**SHORT PROBLEM**:
Based on the kernel patch message below, decide whether each statement agrees with it. Answer yes or no for each, quoting the words that settle it. 1. The race described can occur when several request queues share a tag set. 2. The added assignments on the hot path cost about 10% in performance. 3. Reads of hctx->tags->rqs[] are always protected with an RCU read-side lock.
##### SELECTED PASSAGE
All of lore.kernel.org
 help / color / mirror / Atom feed
From: Bart Van Assche <bvanassche@acm.org>
To: Jens Axboe <axboe@kernel.dk>
Cc: linux-block@vger.kernel.org, Christoph Hellwig <hch@lst.de>,
	Bart Van Assche <bvanassche@acm.org>,
	Ming Lei <ming.lei@redhat.com>, Hannes Reinecke <hare@suse.de>,
	Johannes Thumshirn <johannes.thumshirn@wdc.com>,
	John Garry <john.garry@huawei.com>,
	Khazhy Kumykov <khazhy@google.com>,
	Shin'ichiro Kawasaki <shinichiro.kawasaki@wdc.com>
Subject: [PATCH v3 3/3] blk-mq: Fix a race between iterating over requests and freeing requests
Date: Thu, 25 Mar 2021 19:29:19 -0700	[thread overview]
Message-ID: <20210326022919.19638-4-bvanassche@acm.org> (raw)
In-Reply-To: <20210326022919.19638-1-bvanassche@acm.org>

When multiple request queues share a tag set and when switching the I/O
scheduler for one of the request queues associated with that tag set, the
following race can happen:
* blk_mq_tagset_busy_iter() calls bt_tags_iter() and bt_tags_iter() assigns
  a pointer to a scheduler request to the local variable 'rq'.
* blk_mq_sched_free_requests() is called to free hctx->sched_tags.
* blk_mq_tagset_busy_iter() dereferences 'rq' and triggers a use-after-free.

Fix this race as follows:
* Use rcu_assign_pointer() and rcu_dereference() to access hctx->tags->rqs[].
  The performance impact of the assignments added to the hot path is minimal
  (about 1% according to one particular test).
* Protect hctx->tags->rqs[] reads with an RCU read-side lock or with a
  semaphore. Which mechanism is used depends on whether or not it is allowed
  to sleep and also on whether or not the callback function may sleep.
##########
##### SOURCE EXCERPT
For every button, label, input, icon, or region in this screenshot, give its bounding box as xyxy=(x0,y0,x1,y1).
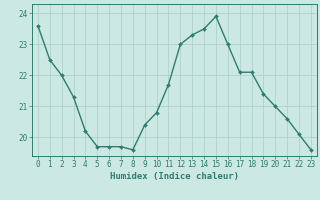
X-axis label: Humidex (Indice chaleur): Humidex (Indice chaleur) xyxy=(110,172,239,181)
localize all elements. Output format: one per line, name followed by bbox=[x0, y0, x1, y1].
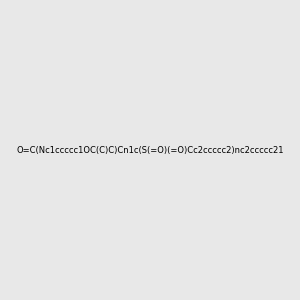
##########
**EXERCISE OUTPUT**:
1. Yes: "When multiple request queues share a tag set"
2. No: "(about 1% according to one particular test)"
3. No: "with an RCU read-side lock or with a semaphore"